* [Dataset excerpts]

○ ○ ○ ○

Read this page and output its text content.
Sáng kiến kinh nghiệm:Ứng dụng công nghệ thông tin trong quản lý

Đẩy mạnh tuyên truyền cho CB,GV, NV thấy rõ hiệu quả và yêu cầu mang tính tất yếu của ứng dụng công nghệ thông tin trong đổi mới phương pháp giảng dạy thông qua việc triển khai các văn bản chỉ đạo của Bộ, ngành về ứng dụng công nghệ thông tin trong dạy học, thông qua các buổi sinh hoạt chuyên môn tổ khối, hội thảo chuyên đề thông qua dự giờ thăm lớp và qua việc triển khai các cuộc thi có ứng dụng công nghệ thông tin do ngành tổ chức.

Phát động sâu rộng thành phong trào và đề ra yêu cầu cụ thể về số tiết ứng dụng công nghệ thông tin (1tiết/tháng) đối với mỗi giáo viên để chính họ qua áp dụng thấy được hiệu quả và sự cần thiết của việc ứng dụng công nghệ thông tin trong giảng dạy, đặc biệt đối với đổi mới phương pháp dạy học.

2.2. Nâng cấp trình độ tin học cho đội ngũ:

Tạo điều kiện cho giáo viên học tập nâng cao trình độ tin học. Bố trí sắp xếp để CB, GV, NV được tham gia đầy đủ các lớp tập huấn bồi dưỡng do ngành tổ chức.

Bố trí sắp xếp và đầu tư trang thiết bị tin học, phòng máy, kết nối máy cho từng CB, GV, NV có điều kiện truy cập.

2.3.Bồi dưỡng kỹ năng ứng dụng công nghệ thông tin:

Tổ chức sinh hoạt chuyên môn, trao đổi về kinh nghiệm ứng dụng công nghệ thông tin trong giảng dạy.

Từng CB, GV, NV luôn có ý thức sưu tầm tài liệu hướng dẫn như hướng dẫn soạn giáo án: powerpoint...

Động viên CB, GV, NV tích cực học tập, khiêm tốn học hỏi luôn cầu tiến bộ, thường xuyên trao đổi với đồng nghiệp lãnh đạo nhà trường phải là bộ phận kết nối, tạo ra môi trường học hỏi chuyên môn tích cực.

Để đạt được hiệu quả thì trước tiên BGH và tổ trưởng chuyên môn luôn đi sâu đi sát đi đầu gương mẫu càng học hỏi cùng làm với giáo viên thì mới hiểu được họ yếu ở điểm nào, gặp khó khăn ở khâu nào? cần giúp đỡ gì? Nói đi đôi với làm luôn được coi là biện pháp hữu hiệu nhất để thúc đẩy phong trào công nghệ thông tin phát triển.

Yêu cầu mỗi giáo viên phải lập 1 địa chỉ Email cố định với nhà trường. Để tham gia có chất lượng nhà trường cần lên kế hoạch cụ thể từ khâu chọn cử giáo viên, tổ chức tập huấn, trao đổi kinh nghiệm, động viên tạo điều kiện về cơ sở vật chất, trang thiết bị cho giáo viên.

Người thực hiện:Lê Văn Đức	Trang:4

○ ○ ○ ○

* [Written request]
Quote each line of the data above exactly as written.

* [Full solution]
Read this page and output its text content.
Sáng kiến kinh nghiệm:Ứng dụng công nghệ thông tin trong quản lý

Đẩy mạnh tuyên truyền cho CB,GV, NV thấy rõ hiệu quả và yêu cầu mang tính tất yếu của ứng dụng công nghệ thông tin trong đổi mới phương pháp giảng dạy thông qua việc triển khai các văn bản chỉ đạo của Bộ, ngành về ứng dụng công nghệ thông tin trong dạy học, thông qua các buổi sinh hoạt chuyên môn tổ khối, hội thảo chuyên đề thông qua dự giờ thăm lớp và qua việc triển khai các cuộc thi có ứng dụng công nghệ thông tin do ngành tổ chức.

Phát động sâu rộng thành phong trào và đề ra yêu cầu cụ thể về số tiết ứng dụng công nghệ thông tin (1tiết/tháng) đối với mỗi giáo viên để chính họ qua áp dụng thấy được hiệu quả và sự cần thiết của việc ứng dụng công nghệ thông tin trong giảng dạy, đặc biệt đối với đổi mới phương pháp dạy học.

2.2. Nâng cấp trình độ tin học cho đội ngũ:

Tạo điều kiện cho giáo viên học tập nâng cao trình độ tin học. Bố trí sắp xếp để CB, GV, NV được tham gia đầy đủ các lớp tập huấn bồi dưỡng do ngành tổ chức.

Bố trí sắp xếp và đầu tư trang thiết bị tin học, phòng máy, kết nối máy cho từng CB, GV, NV có điều kiện truy cập.

2.3.Bồi dưỡng kỹ năng ứng dụng công nghệ thông tin:

Tổ chức sinh hoạt chuyên môn, trao đổi về kinh nghiệm ứng dụng công nghệ thông tin trong giảng dạy.

Từng CB, GV, NV luôn có ý thức sưu tầm tài liệu hướng dẫn như hướng dẫn soạn giáo án: powerpoint...

Động viên CB, GV, NV tích cực học tập, khiêm tốn học hỏi luôn cầu tiến bộ, thường xuyên trao đổi với đồng nghiệp lãnh đạo nhà trường phải là bộ phận kết nối, tạo ra môi trường học hỏi chuyên môn tích cực.

Để đạt được hiệu quả thì trước tiên BGH và tổ trưởng chuyên môn luôn đi sâu đi sát đi đầu gương mẫu càng học hỏi cùng làm với giáo viên thì mới hiểu được họ yếu ở điểm nào, gặp khó khăn ở khâu nào? cần giúp đỡ gì? Nói đi đôi với làm luôn được coi là biện pháp hữu hiệu nhất để thúc đẩy phong trào công nghệ thông tin phát triển.

Yêu cầu mỗi giáo viên phải lập 1 địa chỉ Email cố định với nhà trường. Để tham gia có chất lượng nhà trường cần lên kế hoạch cụ thể từ khâu chọn cử giáo viên, tổ chức tập huấn, trao đổi kinh nghiệm, động viên tạo điều kiện về cơ sở vật chất, trang thiết bị cho giáo viên.

Người thực hiện:Lê Văn Đức	Trang:4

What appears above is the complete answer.